▶ _Exercise_:
What follows is a listing. Return every line of it exactly.

A run of records:
━━━━
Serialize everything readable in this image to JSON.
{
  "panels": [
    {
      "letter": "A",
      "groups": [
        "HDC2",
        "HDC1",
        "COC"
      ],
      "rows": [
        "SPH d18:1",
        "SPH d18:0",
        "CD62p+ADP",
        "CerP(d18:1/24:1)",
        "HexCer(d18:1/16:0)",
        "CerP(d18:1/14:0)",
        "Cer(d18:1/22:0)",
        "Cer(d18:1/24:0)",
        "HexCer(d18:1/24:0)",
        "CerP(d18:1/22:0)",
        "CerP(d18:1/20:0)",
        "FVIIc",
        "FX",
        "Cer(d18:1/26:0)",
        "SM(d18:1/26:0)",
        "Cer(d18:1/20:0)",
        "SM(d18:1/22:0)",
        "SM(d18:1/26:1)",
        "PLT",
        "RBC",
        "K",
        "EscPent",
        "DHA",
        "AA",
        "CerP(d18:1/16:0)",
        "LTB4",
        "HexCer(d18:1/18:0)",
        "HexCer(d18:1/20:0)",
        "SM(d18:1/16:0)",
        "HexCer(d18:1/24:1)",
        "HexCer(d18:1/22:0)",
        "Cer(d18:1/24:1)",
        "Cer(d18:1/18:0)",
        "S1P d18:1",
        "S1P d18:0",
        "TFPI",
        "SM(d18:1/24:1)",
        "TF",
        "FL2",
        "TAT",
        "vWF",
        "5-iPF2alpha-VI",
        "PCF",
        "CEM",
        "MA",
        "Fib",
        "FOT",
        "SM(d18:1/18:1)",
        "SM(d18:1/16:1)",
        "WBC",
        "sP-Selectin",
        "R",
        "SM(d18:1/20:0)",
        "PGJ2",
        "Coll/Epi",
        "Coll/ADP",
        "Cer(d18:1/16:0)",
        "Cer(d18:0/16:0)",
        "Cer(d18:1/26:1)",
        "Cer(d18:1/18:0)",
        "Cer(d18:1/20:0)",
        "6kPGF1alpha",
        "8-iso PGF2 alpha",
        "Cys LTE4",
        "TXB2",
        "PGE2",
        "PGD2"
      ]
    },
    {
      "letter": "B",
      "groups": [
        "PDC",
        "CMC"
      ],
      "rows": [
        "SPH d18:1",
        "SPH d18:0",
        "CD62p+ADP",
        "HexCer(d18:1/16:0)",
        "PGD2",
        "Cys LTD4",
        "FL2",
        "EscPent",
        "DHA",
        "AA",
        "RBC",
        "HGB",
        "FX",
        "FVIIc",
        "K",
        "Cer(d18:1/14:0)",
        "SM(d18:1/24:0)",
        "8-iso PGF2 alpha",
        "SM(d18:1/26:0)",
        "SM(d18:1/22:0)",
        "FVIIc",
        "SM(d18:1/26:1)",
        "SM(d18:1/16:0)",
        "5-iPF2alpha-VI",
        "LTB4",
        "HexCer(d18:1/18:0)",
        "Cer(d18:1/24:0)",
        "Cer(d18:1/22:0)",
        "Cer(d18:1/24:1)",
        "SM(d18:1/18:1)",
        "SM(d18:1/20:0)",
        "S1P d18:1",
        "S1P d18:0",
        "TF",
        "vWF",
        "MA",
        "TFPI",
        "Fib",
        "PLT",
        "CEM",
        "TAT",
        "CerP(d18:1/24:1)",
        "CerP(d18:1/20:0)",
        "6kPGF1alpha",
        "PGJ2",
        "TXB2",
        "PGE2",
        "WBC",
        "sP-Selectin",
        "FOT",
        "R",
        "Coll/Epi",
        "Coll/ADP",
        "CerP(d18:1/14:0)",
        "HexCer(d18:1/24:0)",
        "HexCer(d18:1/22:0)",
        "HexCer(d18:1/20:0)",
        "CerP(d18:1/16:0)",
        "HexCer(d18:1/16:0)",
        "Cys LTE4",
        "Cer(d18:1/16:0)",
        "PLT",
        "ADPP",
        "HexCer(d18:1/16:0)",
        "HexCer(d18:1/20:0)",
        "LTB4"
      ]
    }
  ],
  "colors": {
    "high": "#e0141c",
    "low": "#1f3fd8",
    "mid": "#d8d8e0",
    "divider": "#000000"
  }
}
━━━━
▶ _Output_:
Serialize everything readable in this image to JSON.
{
  "panels": [
    {
      "letter": "A",
      "groups": [
        "HDC2",
        "HDC1",
        "COC"
      ],
      "rows": [
        "SPH d18:1",
        "SPH d18:0",
        "CD62p+ADP",
        "CerP(d18:1/24:1)",
        "HexCer(d18:1/16:0)",
        "CerP(d18:1/14:0)",
        "Cer(d18:1/22:0)",
        "Cer(d18:1/24:0)",
        "HexCer(d18:1/24:0)",
        "CerP(d18:1/22:0)",
        "CerP(d18:1/20:0)",
        "FVIIc",
        "FX",
        "Cer(d18:1/26:0)",
        "SM(d18:1/26:0)",
        "Cer(d18:1/20:0)",
        "SM(d18:1/22:0)",
        "SM(d18:1/26:1)",
        "PLT",
        "RBC",
        "K",
        "EscPent",
        "DHA",
        "AA",
        "CerP(d18:1/16:0)",
        "LTB4",
        "HexCer(d18:1/18:0)",
        "HexCer(d18:1/20:0)",
        "SM(d18:1/16:0)",
        "HexCer(d18:1/24:1)",
        "HexCer(d18:1/22:0)",
        "Cer(d18:1/24:1)",
        "Cer(d18:1/18:0)",
        "S1P d18:1",
        "S1P d18:0",
        "TFPI",
        "SM(d18:1/24:1)",
        "TF",
        "FL2",
        "TAT",
        "vWF",
        "5-iPF2alpha-VI",
        "PCF",
        "CEM",
        "MA",
        "Fib",
        "FOT",
        "SM(d18:1/18:1)",
        "SM(d18:1/16:1)",
        "WBC",
        "sP-Selectin",
        "R",
        "SM(d18:1/20:0)",
        "PGJ2",
        "Coll/Epi",
        "Coll/ADP",
        "Cer(d18:1/16:0)",
        "Cer(d18:0/16:0)",
        "Cer(d18:1/26:1)",
        "Cer(d18:1/18:0)",
        "Cer(d18:1/20:0)",
        "6kPGF1alpha",
        "8-iso PGF2 alpha",
        "Cys LTE4",
        "TXB2",
        "PGE2",
        "PGD2"
      ]
    },
    {
      "letter": "B",
      "groups": [
        "PDC",
        "CMC"
      ],
      "rows": [
        "SPH d18:1",
        "SPH d18:0",
        "CD62p+ADP",
        "HexCer(d18:1/16:0)",
        "PGD2",
        "Cys LTD4",
        "FL2",
        "EscPent",
        "DHA",
        "AA",
        "RBC",
        "HGB",
        "FX",
        "FVIIc",
        "K",
        "Cer(d18:1/14:0)",
        "SM(d18:1/24:0)",
        "8-iso PGF2 alpha",
        "SM(d18:1/26:0)",
        "SM(d18:1/22:0)",
        "FVIIc",
        "SM(d18:1/26:1)",
        "SM(d18:1/16:0)",
        "5-iPF2alpha-VI",
        "LTB4",
        "HexCer(d18:1/18:0)",
        "Cer(d18:1/24:0)",
        "Cer(d18:1/22:0)",
        "Cer(d18:1/24:1)",
        "SM(d18:1/18:1)",
        "SM(d18:1/20:0)",
        "S1P d18:1",
        "S1P d18:0",
        "TF",
        "vWF",
        "MA",
        "TFPI",
        "Fib",
        "PLT",
        "CEM",
        "TAT",
        "CerP(d18:1/24:1)",
        "CerP(d18:1/20:0)",
        "6kPGF1alpha",
        "PGJ2",
        "TXB2",
        "PGE2",
        "WBC",
        "sP-Selectin",
        "FOT",
        "R",
        "Coll/Epi",
        "Coll/ADP",
        "CerP(d18:1/14:0)",
        "HexCer(d18:1/24:0)",
        "HexCer(d18:1/22:0)",
        "HexCer(d18:1/20:0)",
        "CerP(d18:1/16:0)",
        "HexCer(d18:1/16:0)",
        "Cys LTE4",
        "Cer(d18:1/16:0)",
        "PLT",
        "ADPP",
        "HexCer(d18:1/16:0)",
        "HexCer(d18:1/20:0)",
        "LTB4"
      ]
    }
  ],
  "colors": {
    "high": "#e0141c",
    "low": "#1f3fd8",
    "mid": "#d8d8e0",
    "divider": "#000000"
  }
}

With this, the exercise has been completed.